林嶔 (Lin, Chin)
Lesson 8 人工智慧基礎5(多類別預測模型)
\[\hat{y} = f(x)\]
– 請至這裡下載範例資料
\[ \begin{align} Y & = XB + E \\\\ Y & = \begin{pmatrix} y_1 \\ y_2 \\ y_3 \\ \vdots \\ y_n \end{pmatrix} X = \begin{pmatrix} 1 & x_1 \\ 1 & x_2 \\ 1 & x_3 \\ 1 & \vdots \\ 1 & x_n \end{pmatrix} B = \begin{pmatrix} b_0 \\ b_1 \end{pmatrix} E = \begin{pmatrix} \delta_1 \\ \delta_2 \\ \delta_3 \\ \vdots \\ \delta_n \end{pmatrix} \end{align} \]
\[ \begin{align} B & = (X^TX)^{-1}X^TY \end{align} \]
subdat <- dat[!(dat[,"AGE"] %in% NA) & !(dat[,"Rate"] %in% NA) & !(dat[,"PR"] %in% NA),]
X <- subdat[,"AGE"]
Y <- subdat[,c("Rate", "PR")]
X_mat <- cbind(1, as.matrix(X))

■ **任務說明**
把文本中從「林嶔 (Lin, Chin)」到「<- cbind(1, as.matrix(X))」這一段重抄一遍，並將其中的「subdat」全部替換為「cleandat」。

■ **儲存資料列**

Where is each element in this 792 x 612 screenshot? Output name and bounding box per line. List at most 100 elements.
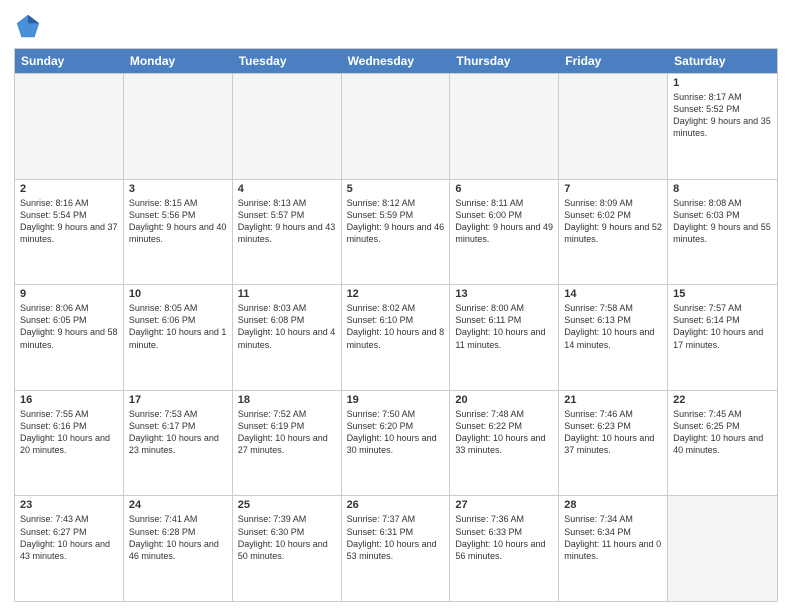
weekday-header-wednesday: Wednesday — [342, 49, 451, 73]
day-number: 9 — [20, 288, 118, 300]
calendar-row-2: 2 Sunrise: 8:16 AM Sunset: 5:54 PM Daylig… — [15, 179, 777, 285]
header — [14, 12, 778, 40]
day-cell-9: 9 Sunrise: 8:06 AM Sunset: 6:05 PM Daylig… — [15, 285, 124, 390]
day-number: 5 — [347, 183, 445, 195]
day-info: Sunrise: 7:57 AM Sunset: 6:14 PM Dayligh… — [673, 302, 772, 351]
day-cell-5: 5 Sunrise: 8:12 AM Sunset: 5:59 PM Daylig… — [342, 180, 451, 285]
day-cell-1: 1 Sunrise: 8:17 AM Sunset: 5:52 PM Daylig… — [668, 74, 777, 179]
day-number: 20 — [455, 394, 553, 406]
calendar-row-4: 16 Sunrise: 7:55 AM Sunset: 6:16 PM Dayli… — [15, 390, 777, 496]
day-cell-24: 24 Sunrise: 7:41 AM Sunset: 6:28 PM Dayli… — [124, 496, 233, 601]
day-info: Sunrise: 7:53 AM Sunset: 6:17 PM Dayligh… — [129, 408, 227, 457]
day-number: 21 — [564, 394, 662, 406]
day-cell-4: 4Sunrise: 8:13 AM Sunset: 5:57 PM Daylig… — [233, 180, 342, 285]
day-cell-19: 19 Sunrise: 7:50 AM Sunset: 6:20 PM Dayli… — [342, 391, 451, 496]
empty-cell-0-1 — [124, 74, 233, 179]
day-number: 10 — [129, 288, 227, 300]
page: SundayMondayTuesdayWednesdayThursdayFrid… — [0, 0, 792, 612]
calendar: SundayMondayTuesdayWednesdayThursdayFrid… — [14, 48, 778, 602]
empty-cell-0-3 — [342, 74, 451, 179]
day-cell-10: 10 Sunrise: 8:05 AM Sunset: 6:06 PM Dayli… — [124, 285, 233, 390]
day-cell-12: 12 Sunrise: 8:02 AM Sunset: 6:10 PM Dayli… — [342, 285, 451, 390]
day-number: 23 — [20, 499, 118, 511]
day-cell-8: 8 Sunrise: 8:08 AM Sunset: 6:03 PM Daylig… — [668, 180, 777, 285]
day-number: 2 — [20, 183, 118, 195]
weekday-header-saturday: Saturday — [668, 49, 777, 73]
day-info: Sunrise: 7:34 AM Sunset: 6:34 PM Dayligh… — [564, 513, 662, 562]
day-cell-17: 17Sunrise: 7:53 AM Sunset: 6:17 PM Dayli… — [124, 391, 233, 496]
day-info: Sunrise: 8:05 AM Sunset: 6:06 PM Dayligh… — [129, 302, 227, 351]
weekday-header-tuesday: Tuesday — [233, 49, 342, 73]
day-info: Sunrise: 7:55 AM Sunset: 6:16 PM Dayligh… — [20, 408, 118, 457]
day-info: Sunrise: 8:16 AM Sunset: 5:54 PM Dayligh… — [20, 197, 118, 246]
day-cell-26: 26Sunrise: 7:37 AM Sunset: 6:31 PM Dayli… — [342, 496, 451, 601]
day-info: Sunrise: 7:43 AM Sunset: 6:27 PM Dayligh… — [20, 513, 118, 562]
day-number: 12 — [347, 288, 445, 300]
calendar-body: 1 Sunrise: 8:17 AM Sunset: 5:52 PM Daylig… — [15, 73, 777, 601]
day-info: Sunrise: 7:36 AM Sunset: 6:33 PM Dayligh… — [455, 513, 553, 562]
day-cell-22: 22 Sunrise: 7:45 AM Sunset: 6:25 PM Dayli… — [668, 391, 777, 496]
day-info: Sunrise: 7:45 AM Sunset: 6:25 PM Dayligh… — [673, 408, 772, 457]
empty-cell-0-0 — [15, 74, 124, 179]
day-number: 16 — [20, 394, 118, 406]
day-number: 11 — [238, 288, 336, 300]
day-info: Sunrise: 8:11 AM Sunset: 6:00 PM Dayligh… — [455, 197, 553, 246]
calendar-row-3: 9 Sunrise: 8:06 AM Sunset: 6:05 PM Daylig… — [15, 284, 777, 390]
day-info: Sunrise: 8:02 AM Sunset: 6:10 PM Dayligh… — [347, 302, 445, 351]
logo-icon — [14, 12, 42, 40]
day-info: Sunrise: 7:48 AM Sunset: 6:22 PM Dayligh… — [455, 408, 553, 457]
day-cell-15: 15 Sunrise: 7:57 AM Sunset: 6:14 PM Dayli… — [668, 285, 777, 390]
day-cell-16: 16 Sunrise: 7:55 AM Sunset: 6:16 PM Dayli… — [15, 391, 124, 496]
day-info: Sunrise: 8:17 AM Sunset: 5:52 PM Dayligh… — [673, 91, 772, 140]
day-info: Sunrise: 7:39 AM Sunset: 6:30 PM Dayligh… — [238, 513, 336, 562]
day-number: 8 — [673, 183, 772, 195]
day-number: 22 — [673, 394, 772, 406]
calendar-row-1: 1 Sunrise: 8:17 AM Sunset: 5:52 PM Daylig… — [15, 73, 777, 179]
weekday-header-sunday: Sunday — [15, 49, 124, 73]
day-info: Sunrise: 7:50 AM Sunset: 6:20 PM Dayligh… — [347, 408, 445, 457]
day-number: 19 — [347, 394, 445, 406]
empty-cell-0-4 — [450, 74, 559, 179]
day-info: Sunrise: 8:03 AM Sunset: 6:08 PM Dayligh… — [238, 302, 336, 351]
day-cell-7: 7Sunrise: 8:09 AM Sunset: 6:02 PM Daylig… — [559, 180, 668, 285]
day-number: 3 — [129, 183, 227, 195]
day-number: 1 — [673, 77, 772, 89]
empty-cell-4-6 — [668, 496, 777, 601]
empty-cell-0-5 — [559, 74, 668, 179]
day-number: 24 — [129, 499, 227, 511]
day-number: 28 — [564, 499, 662, 511]
day-number: 14 — [564, 288, 662, 300]
day-cell-20: 20 Sunrise: 7:48 AM Sunset: 6:22 PM Dayli… — [450, 391, 559, 496]
day-cell-18: 18 Sunrise: 7:52 AM Sunset: 6:19 PM Dayli… — [233, 391, 342, 496]
day-cell-2: 2 Sunrise: 8:16 AM Sunset: 5:54 PM Daylig… — [15, 180, 124, 285]
logo — [14, 12, 46, 40]
day-cell-28: 28 Sunrise: 7:34 AM Sunset: 6:34 PM Dayli… — [559, 496, 668, 601]
day-info: Sunrise: 8:06 AM Sunset: 6:05 PM Dayligh… — [20, 302, 118, 351]
day-info: Sunrise: 8:15 AM Sunset: 5:56 PM Dayligh… — [129, 197, 227, 246]
day-number: 6 — [455, 183, 553, 195]
day-info: Sunrise: 7:37 AM Sunset: 6:31 PM Dayligh… — [347, 513, 445, 562]
day-info: Sunrise: 7:52 AM Sunset: 6:19 PM Dayligh… — [238, 408, 336, 457]
calendar-header: SundayMondayTuesdayWednesdayThursdayFrid… — [15, 49, 777, 73]
empty-cell-0-2 — [233, 74, 342, 179]
day-number: 18 — [238, 394, 336, 406]
calendar-row-5: 23 Sunrise: 7:43 AM Sunset: 6:27 PM Dayli… — [15, 495, 777, 601]
day-cell-21: 21Sunrise: 7:46 AM Sunset: 6:23 PM Dayli… — [559, 391, 668, 496]
weekday-header-thursday: Thursday — [450, 49, 559, 73]
day-number: 25 — [238, 499, 336, 511]
day-cell-13: 13Sunrise: 8:00 AM Sunset: 6:11 PM Dayli… — [450, 285, 559, 390]
day-number: 7 — [564, 183, 662, 195]
day-number: 15 — [673, 288, 772, 300]
day-info: Sunrise: 8:08 AM Sunset: 6:03 PM Dayligh… — [673, 197, 772, 246]
day-number: 27 — [455, 499, 553, 511]
day-info: Sunrise: 7:58 AM Sunset: 6:13 PM Dayligh… — [564, 302, 662, 351]
day-info: Sunrise: 8:00 AM Sunset: 6:11 PM Dayligh… — [455, 302, 553, 351]
day-cell-11: 11 Sunrise: 8:03 AM Sunset: 6:08 PM Dayli… — [233, 285, 342, 390]
day-cell-27: 27 Sunrise: 7:36 AM Sunset: 6:33 PM Dayli… — [450, 496, 559, 601]
day-info: Sunrise: 8:12 AM Sunset: 5:59 PM Dayligh… — [347, 197, 445, 246]
day-cell-23: 23 Sunrise: 7:43 AM Sunset: 6:27 PM Dayli… — [15, 496, 124, 601]
day-info: Sunrise: 7:41 AM Sunset: 6:28 PM Dayligh… — [129, 513, 227, 562]
weekday-header-friday: Friday — [559, 49, 668, 73]
day-info: Sunrise: 8:13 AM Sunset: 5:57 PM Dayligh… — [238, 197, 336, 246]
day-cell-6: 6 Sunrise: 8:11 AM Sunset: 6:00 PM Daylig… — [450, 180, 559, 285]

■ **練習解答**
林嶔 (Lin, Chin)
Lesson 8 人工智慧基礎5(多類別預測模型)
\[\hat{y} = f(x)\]
– 請至這裡下載範例資料
\[ \begin{align} Y & = XB + E \\\\ Y & = \begin{pmatrix} y_1 \\ y_2 \\ y_3 \\ \vdots \\ y_n \end{pmatrix} X = \begin{pmatrix} 1 & x_1 \\ 1 & x_2 \\ 1 & x_3 \\ 1 & \vdots \\ 1 & x_n \end{pmatrix} B = \begin{pmatrix} b_0 \\ b_1 \end{pmatrix} E = \begin{pmatrix} \delta_1 \\ \delta_2 \\ \delta_3 \\ \vdots \\ \delta_n \end{pmatrix} \end{align} \]
\[ \begin{align} B & = (X^TX)^{-1}X^TY \end{align} \]
cleandat <- dat[!(dat[,"AGE"] %in% NA) & !(dat[,"Rate"] %in% NA) & !(dat[,"PR"] %in% NA),]
X <- cleandat[,"AGE"]
Y <- cleandat[,c("Rate", "PR")]
X_mat <- cbind(1, as.matrix(X))